EXERCISE DESCRIPTION:
Copy all records verbatim.

DATA ROWS:
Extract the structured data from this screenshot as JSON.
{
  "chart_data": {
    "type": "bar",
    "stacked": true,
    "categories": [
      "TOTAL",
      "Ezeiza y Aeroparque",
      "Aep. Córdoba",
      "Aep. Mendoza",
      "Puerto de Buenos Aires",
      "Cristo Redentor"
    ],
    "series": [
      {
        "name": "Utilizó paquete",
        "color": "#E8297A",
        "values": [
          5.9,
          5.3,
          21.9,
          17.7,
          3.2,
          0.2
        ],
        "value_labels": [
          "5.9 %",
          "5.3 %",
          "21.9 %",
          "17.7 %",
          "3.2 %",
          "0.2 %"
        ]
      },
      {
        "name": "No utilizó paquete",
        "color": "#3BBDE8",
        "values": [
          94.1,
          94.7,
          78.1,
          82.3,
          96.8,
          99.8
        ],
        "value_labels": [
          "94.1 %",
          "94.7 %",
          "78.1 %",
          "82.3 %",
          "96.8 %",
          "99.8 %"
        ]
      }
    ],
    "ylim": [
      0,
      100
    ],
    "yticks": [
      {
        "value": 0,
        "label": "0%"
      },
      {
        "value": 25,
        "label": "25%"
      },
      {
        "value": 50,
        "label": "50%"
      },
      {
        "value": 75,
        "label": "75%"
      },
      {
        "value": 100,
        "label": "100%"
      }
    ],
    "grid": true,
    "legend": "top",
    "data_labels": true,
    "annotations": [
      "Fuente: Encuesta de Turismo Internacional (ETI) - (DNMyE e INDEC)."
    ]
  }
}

THE RESULT:
Extract the structured data from this screenshot as JSON.
{
  "chart_data": {
    "type": "bar",
    "stacked": true,
    "categories": [
      "TOTAL",
      "Ezeiza y Aeroparque",
      "Aep. Córdoba",
      "Aep. Mendoza",
      "Puerto de Buenos Aires",
      "Cristo Redentor"
    ],
    "series": [
      {
        "name": "Utilizó paquete",
        "color": "#E8297A",
        "values": [
          5.9,
          5.3,
          21.9,
          17.7,
          3.2,
          0.2
        ],
        "value_labels": [
          "5.9 %",
          "5.3 %",
          "21.9 %",
          "17.7 %",
          "3.2 %",
          "0.2 %"
        ]
      },
      {
        "name": "No utilizó paquete",
        "color": "#3BBDE8",
        "values": [
          94.1,
          94.7,
          78.1,
          82.3,
          96.8,
          99.8
        ],
        "value_labels": [
          "94.1 %",
          "94.7 %",
          "78.1 %",
          "82.3 %",
          "96.8 %",
          "99.8 %"
        ]
      }
    ],
    "ylim": [
      0,
      100
    ],
    "yticks": [
      {
        "value": 0,
        "label": "0%"
      },
      {
        "value": 25,
        "label": "25%"
      },
      {
        "value": 50,
        "label": "50%"
      },
      {
        "value": 75,
        "label": "75%"
      },
      {
        "value": 100,
        "label": "100%"
      }
    ],
    "grid": true,
    "legend": "top",
    "data_labels": true,
    "annotations": [
      "Fuente: Encuesta de Turismo Internacional (ETI) - (DNMyE e INDEC)."
    ]
  }
}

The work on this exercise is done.